[Records from a collection of figures]
--- START ---

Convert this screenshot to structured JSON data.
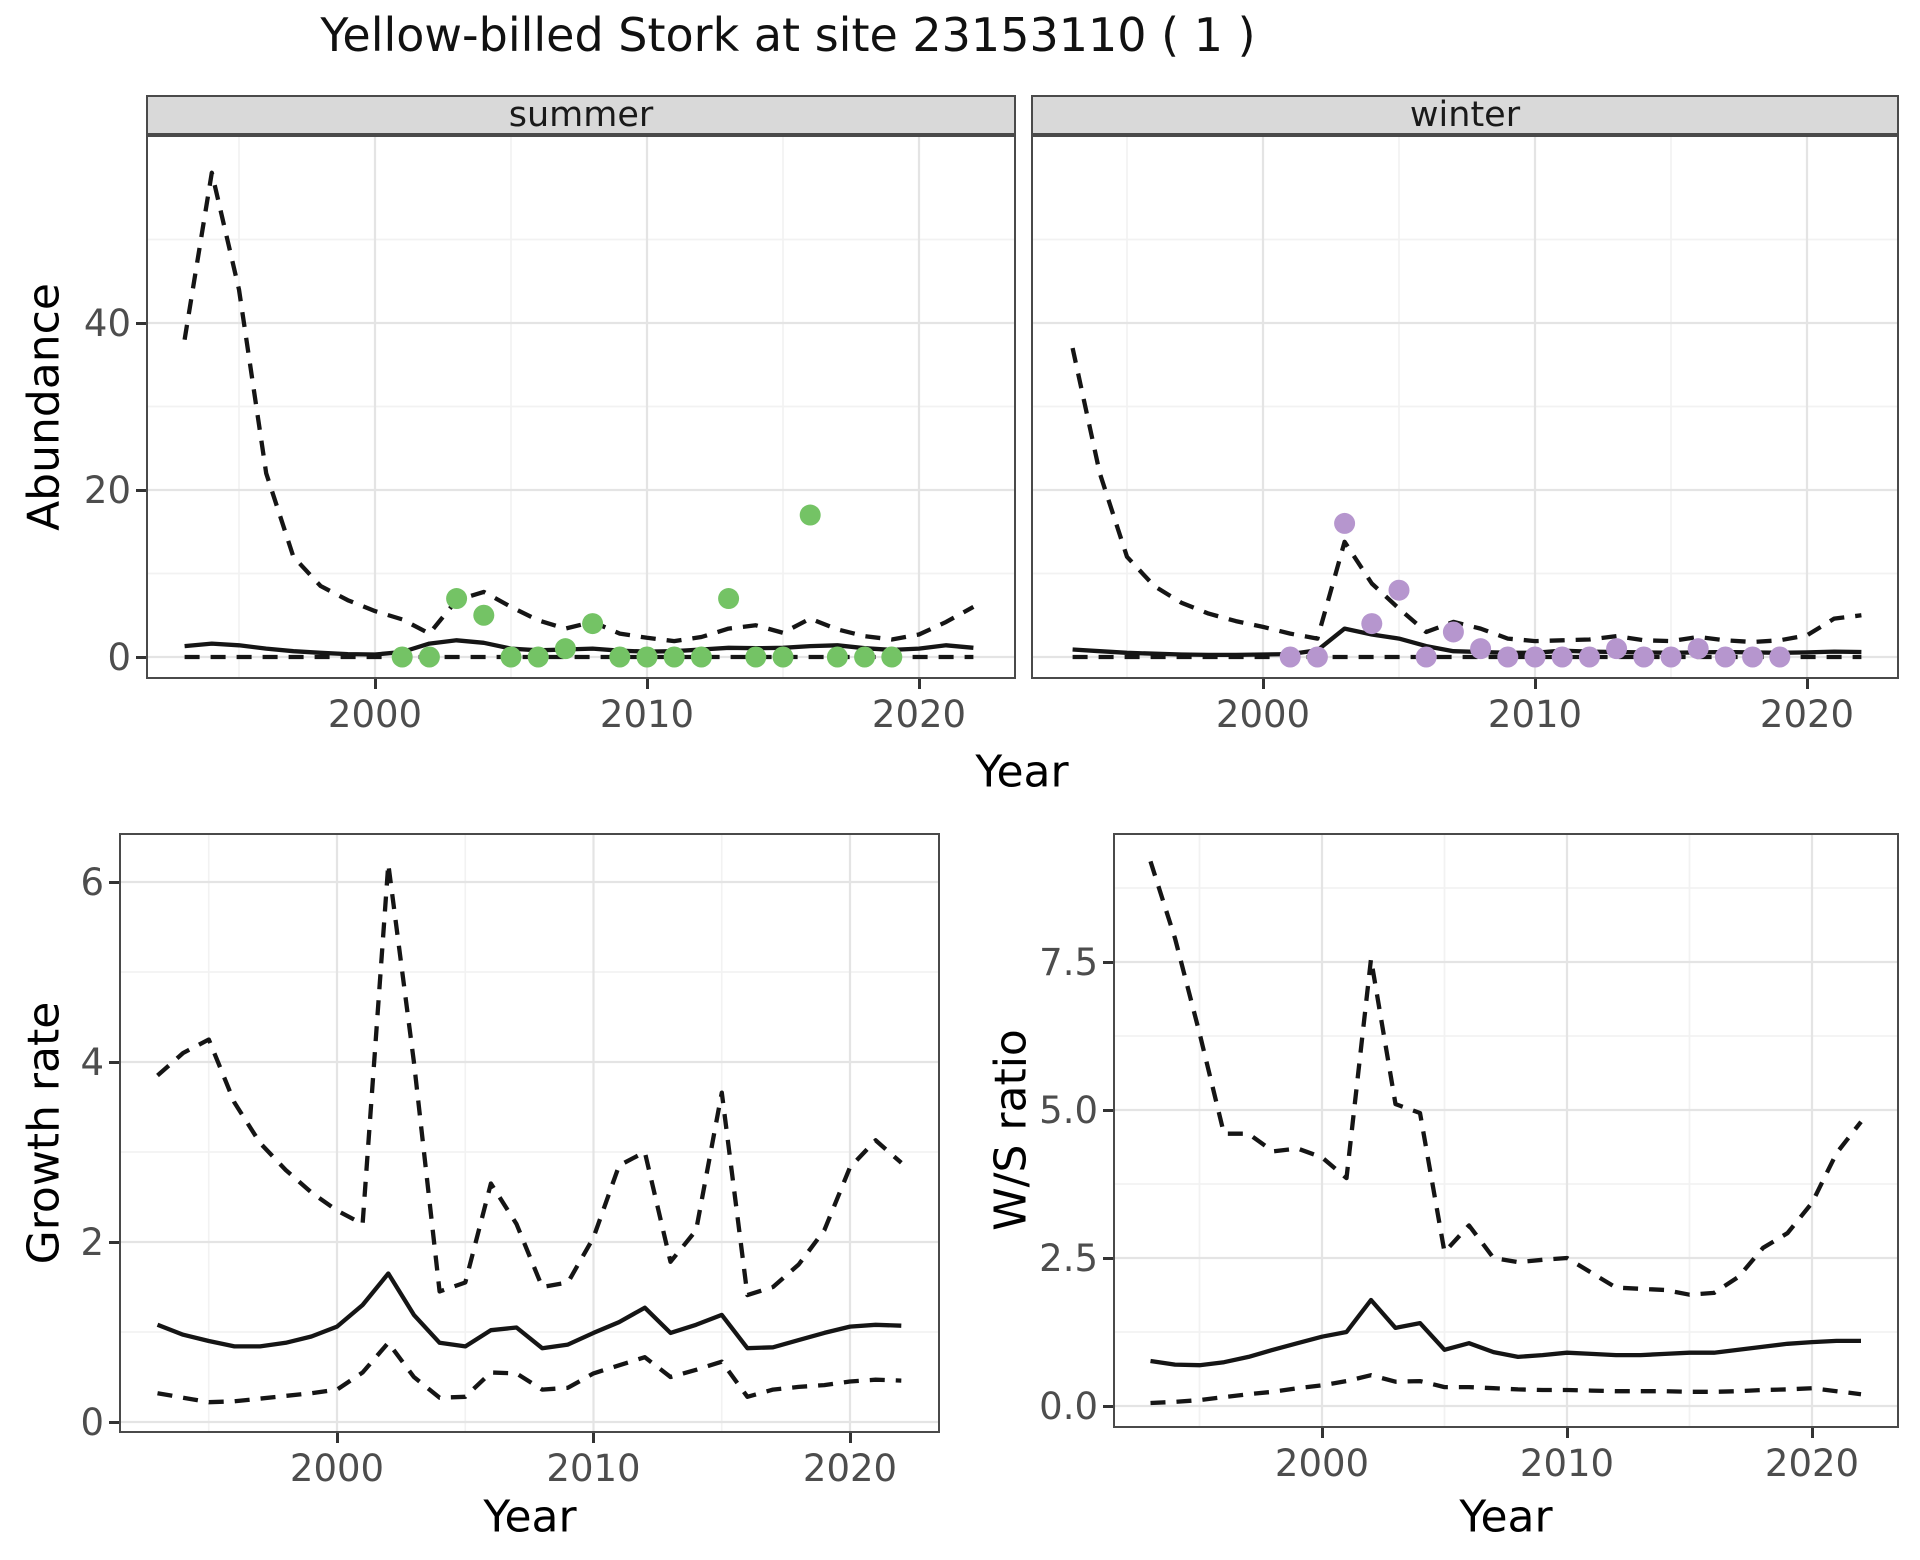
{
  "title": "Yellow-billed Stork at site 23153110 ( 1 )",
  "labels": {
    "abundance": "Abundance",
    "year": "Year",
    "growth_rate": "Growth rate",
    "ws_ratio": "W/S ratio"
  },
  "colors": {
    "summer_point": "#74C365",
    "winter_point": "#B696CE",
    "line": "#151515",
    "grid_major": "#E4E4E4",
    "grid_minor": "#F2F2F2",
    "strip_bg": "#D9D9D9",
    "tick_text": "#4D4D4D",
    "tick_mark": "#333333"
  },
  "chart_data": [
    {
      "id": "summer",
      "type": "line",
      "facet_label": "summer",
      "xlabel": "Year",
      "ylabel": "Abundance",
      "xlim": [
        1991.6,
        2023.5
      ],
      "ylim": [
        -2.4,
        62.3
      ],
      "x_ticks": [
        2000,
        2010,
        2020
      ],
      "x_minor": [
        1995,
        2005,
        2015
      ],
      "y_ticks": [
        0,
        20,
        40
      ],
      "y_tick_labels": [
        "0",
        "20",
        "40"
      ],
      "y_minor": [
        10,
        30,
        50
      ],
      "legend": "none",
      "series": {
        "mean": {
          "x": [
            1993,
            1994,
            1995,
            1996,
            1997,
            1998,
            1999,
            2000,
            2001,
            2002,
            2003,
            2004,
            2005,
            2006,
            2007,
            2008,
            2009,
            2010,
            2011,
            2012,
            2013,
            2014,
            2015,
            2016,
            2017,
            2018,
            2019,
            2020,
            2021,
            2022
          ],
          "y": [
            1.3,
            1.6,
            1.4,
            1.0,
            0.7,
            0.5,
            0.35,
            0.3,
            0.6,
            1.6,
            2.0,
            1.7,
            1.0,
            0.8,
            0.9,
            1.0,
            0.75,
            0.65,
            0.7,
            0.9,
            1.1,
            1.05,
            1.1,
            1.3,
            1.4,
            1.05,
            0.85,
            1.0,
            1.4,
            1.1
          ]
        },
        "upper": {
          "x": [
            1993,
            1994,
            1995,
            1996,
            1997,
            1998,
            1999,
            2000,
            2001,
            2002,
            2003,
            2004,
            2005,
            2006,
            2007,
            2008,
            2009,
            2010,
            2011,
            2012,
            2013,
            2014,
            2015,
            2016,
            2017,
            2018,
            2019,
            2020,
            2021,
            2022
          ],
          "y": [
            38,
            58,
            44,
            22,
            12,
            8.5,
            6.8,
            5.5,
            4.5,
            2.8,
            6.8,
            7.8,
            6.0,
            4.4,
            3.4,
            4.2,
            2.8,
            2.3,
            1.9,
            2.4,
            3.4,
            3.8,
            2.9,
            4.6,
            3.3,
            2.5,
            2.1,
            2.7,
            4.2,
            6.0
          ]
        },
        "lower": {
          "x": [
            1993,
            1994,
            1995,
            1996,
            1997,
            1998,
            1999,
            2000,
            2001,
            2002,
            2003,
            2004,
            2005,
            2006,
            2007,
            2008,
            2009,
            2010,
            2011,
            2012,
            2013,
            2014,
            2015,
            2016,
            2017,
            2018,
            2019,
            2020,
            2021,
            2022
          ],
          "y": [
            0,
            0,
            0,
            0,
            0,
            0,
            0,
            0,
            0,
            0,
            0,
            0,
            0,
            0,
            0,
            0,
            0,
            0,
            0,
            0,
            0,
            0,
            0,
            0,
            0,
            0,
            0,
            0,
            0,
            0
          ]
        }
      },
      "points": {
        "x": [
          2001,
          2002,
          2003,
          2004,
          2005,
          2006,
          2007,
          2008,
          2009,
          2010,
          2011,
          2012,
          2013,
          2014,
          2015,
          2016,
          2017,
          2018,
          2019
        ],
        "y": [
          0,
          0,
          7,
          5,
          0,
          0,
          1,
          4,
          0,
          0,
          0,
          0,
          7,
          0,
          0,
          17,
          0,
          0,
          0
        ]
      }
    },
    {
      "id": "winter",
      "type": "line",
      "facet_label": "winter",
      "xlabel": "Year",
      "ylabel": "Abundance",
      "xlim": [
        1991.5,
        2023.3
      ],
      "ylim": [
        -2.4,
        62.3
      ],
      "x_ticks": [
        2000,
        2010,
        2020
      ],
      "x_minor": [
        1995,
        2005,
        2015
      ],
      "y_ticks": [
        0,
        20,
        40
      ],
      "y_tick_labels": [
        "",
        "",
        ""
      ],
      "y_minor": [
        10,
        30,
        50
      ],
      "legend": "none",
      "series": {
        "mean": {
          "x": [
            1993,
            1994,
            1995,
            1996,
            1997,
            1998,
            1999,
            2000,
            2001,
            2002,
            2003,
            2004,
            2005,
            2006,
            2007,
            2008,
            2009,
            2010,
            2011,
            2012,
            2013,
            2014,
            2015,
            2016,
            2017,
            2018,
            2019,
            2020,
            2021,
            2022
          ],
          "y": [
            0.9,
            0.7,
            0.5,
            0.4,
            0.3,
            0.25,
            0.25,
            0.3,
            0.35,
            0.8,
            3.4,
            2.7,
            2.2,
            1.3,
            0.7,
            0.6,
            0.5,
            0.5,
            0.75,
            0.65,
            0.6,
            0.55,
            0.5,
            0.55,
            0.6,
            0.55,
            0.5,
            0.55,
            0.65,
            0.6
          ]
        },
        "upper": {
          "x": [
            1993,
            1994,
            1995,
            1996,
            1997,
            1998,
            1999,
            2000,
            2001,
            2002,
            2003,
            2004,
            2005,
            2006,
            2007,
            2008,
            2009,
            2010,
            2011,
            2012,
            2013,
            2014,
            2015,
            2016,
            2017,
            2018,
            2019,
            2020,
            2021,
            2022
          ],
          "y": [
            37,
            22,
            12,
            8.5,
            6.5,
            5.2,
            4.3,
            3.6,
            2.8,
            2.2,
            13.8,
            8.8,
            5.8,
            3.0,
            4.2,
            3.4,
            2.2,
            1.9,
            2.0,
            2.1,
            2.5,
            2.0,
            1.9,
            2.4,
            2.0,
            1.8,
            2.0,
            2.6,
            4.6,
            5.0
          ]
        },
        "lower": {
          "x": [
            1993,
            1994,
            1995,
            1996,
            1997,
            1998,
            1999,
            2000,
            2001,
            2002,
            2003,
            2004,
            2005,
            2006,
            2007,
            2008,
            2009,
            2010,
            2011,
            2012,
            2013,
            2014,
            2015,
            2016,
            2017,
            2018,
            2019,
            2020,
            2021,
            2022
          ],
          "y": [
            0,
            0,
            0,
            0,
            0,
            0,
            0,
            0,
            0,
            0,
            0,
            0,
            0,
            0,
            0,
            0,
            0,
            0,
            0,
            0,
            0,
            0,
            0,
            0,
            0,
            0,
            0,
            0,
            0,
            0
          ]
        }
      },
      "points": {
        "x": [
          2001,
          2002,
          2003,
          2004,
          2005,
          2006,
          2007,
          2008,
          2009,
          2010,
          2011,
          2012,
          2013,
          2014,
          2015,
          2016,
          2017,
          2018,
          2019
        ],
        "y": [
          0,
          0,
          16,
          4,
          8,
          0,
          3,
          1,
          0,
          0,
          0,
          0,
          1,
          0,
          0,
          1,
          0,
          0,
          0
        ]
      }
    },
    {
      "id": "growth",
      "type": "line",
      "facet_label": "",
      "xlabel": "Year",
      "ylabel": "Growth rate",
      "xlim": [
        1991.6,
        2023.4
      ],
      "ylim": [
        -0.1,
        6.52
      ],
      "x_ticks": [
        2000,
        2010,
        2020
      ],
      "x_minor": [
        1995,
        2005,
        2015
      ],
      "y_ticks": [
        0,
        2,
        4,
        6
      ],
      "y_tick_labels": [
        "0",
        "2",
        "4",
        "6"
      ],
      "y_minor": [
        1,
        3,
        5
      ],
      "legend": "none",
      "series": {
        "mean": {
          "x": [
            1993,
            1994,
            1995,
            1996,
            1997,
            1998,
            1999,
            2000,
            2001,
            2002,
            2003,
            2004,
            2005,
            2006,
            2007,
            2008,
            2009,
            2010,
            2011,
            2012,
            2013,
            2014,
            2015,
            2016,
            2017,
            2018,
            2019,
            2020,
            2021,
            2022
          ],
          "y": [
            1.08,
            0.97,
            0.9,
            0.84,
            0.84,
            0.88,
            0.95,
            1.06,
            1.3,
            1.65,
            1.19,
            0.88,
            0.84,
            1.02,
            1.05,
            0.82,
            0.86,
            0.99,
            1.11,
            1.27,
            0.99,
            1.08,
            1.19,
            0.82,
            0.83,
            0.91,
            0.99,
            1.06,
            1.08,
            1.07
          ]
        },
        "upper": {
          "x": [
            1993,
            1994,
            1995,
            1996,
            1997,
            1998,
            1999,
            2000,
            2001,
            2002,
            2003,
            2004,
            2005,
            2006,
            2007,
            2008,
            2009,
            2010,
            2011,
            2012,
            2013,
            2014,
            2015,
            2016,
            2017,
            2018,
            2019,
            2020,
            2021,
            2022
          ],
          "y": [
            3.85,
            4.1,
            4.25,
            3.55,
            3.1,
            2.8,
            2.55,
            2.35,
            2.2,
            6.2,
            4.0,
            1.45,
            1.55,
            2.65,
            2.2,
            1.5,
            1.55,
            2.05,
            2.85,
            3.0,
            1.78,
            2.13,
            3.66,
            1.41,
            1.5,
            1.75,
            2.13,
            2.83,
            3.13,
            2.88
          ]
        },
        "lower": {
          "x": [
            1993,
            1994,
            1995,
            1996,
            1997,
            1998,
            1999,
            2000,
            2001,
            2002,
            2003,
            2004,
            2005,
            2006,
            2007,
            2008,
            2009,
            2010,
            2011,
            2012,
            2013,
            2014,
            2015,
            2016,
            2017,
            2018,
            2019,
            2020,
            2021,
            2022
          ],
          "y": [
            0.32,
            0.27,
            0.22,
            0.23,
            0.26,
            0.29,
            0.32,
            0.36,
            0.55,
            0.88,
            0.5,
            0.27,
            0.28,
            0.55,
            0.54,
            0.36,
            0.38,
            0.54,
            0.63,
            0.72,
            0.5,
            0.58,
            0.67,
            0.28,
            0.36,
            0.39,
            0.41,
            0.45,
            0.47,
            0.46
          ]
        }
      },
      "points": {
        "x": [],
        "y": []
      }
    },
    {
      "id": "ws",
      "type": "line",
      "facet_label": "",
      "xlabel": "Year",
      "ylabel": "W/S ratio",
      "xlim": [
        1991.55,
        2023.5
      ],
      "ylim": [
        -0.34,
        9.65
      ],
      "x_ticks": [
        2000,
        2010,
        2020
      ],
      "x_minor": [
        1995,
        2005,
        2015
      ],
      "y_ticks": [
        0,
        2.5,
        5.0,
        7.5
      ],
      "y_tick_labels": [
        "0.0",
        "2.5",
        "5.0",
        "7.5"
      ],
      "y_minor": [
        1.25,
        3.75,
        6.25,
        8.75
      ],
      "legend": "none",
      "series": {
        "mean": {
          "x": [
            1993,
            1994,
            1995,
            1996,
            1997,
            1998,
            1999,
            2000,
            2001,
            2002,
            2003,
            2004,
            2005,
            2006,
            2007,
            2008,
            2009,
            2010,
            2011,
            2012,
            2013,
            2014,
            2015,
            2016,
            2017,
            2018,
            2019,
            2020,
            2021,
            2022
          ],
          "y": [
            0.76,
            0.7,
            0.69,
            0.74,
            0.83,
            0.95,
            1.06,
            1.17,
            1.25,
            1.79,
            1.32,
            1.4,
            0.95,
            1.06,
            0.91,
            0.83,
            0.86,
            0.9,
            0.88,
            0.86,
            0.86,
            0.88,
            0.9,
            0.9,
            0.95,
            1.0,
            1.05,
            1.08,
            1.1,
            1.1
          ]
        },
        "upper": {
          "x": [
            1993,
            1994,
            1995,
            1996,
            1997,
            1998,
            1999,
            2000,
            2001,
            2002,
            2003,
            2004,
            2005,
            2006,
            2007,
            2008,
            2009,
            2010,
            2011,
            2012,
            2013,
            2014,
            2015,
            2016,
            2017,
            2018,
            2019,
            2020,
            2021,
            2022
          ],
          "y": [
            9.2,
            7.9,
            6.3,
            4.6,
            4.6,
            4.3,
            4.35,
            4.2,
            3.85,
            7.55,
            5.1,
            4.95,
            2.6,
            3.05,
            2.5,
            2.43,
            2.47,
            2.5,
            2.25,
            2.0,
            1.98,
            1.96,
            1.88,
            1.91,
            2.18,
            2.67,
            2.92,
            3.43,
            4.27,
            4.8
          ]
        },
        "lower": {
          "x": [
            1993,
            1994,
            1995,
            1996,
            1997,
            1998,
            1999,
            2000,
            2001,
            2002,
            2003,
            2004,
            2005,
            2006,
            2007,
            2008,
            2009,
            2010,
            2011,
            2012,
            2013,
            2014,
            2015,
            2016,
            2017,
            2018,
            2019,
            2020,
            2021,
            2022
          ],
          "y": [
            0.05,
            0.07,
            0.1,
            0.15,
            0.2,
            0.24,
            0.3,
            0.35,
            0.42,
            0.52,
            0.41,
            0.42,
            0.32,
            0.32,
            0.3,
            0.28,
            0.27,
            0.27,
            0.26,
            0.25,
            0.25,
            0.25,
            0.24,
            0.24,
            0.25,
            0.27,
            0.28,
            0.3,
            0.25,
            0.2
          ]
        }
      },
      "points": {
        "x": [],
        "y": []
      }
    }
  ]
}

--- END ---

WHAT IS ASKED: In the entries above, find every line holding the word "ylabel" and copy it out.

COMPLETE OUTPUT:
      "ylabel": "Abundance",
      "ylabel": "Abundance",
      "ylabel": "Growth rate",
      "ylabel": "W/S ratio",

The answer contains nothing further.